Aufgabe A ▸ Wozu wird laut dem ersten Beitrag im Forenthread zur Windows-XP-Installation während der Installation F6 gedrückt? Antworte in ein bis zwei Sätzen.
Aufgabe B ▸ Führe den Forenthread zur Windows-XP-Installation auf S-ATA-Platten dort weiter, wo er aufhört.

# Windows XP Install will nicht (S-ATA SCSI RAID Windows XP)



## klask (6. Dezember 2003)

he leute, wäre für schnelle hilfe sehr dankbar. Ich hab ein Problem beim Installieren von Windows XP auf meinen S-ATA platten.

Ok also Installation beginnt und sagen wir mal ich verpass F6 nicht (brauch immer 5 versuche ) um den Treiber den ich auf Diskete hab drauf zu geben. Dann komm ich aber zu den Nutzerdingungen und dann is schluss. da steht "F8 zum akzeptieren". na haha, das einzige was geht is ESC...

was kann ich tun, bitte um Hilfe


----------



## Kweekwak (6. Dezember 2003)

Welchen Controller benutzt Du?


----------



## klask (6. Dezember 2003)

Daten ▸
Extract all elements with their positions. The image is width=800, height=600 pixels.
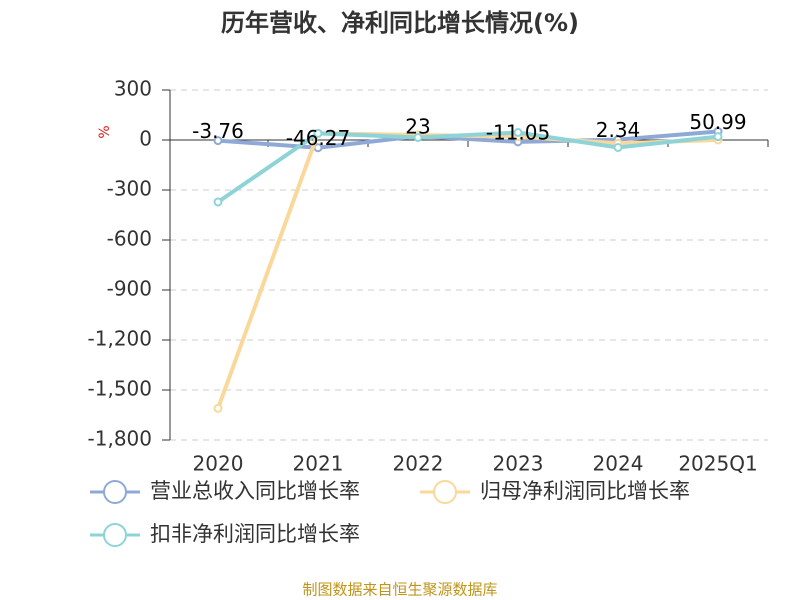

Erwartete Ausgabe A ▸ F6 wird gedrückt, um den Treiber, der auf Diskete vorliegt, in die Installation einzubinden.

Erwartete Ausgabe B ▸
weiß leider nicht wo ich das seh weil ich zum ersten mal nicht IDE verwende...

aber wenns hilft: 2 platten Raid 0 und 2 Platten Raid 1...


----------



## Kurito (12. Dezember 2003)

Hi,

sorry, wenn meine Frage jetzt etwas dümmlich klingt, aber: welches Keyboard verwendest Du 
Wollte vor ein paar Tagen auch WinXP installieren und genau an der Stelle konnte ich nur noch ESC drücken, aber nicht F8. Ich hatte mir an diesem Tag das Microsoft Wireless Desktop Elite Keyboard gekauft. Und mein Problem war, dass ich die Funktions-Umschalttaste nicht gedrückt hatte, da ich noch nie so etwas hatte und auch nicht wusste, dass diese existiert . Standardmäßig "bootet" das Keyboard nämlich im Modus für Windows. Das heisst, dass viele F-Tasten anders belegt sind. Nach einem Druck auf die F-Umschalttaste gings wieder 

Wird Dir wahrscheinlich nicht helfen, aber ein Lösungsvorschlag ist besser als garkeiner 

MfG
Kurito


----------



## IvanBigfoot (21. Dezember 2003)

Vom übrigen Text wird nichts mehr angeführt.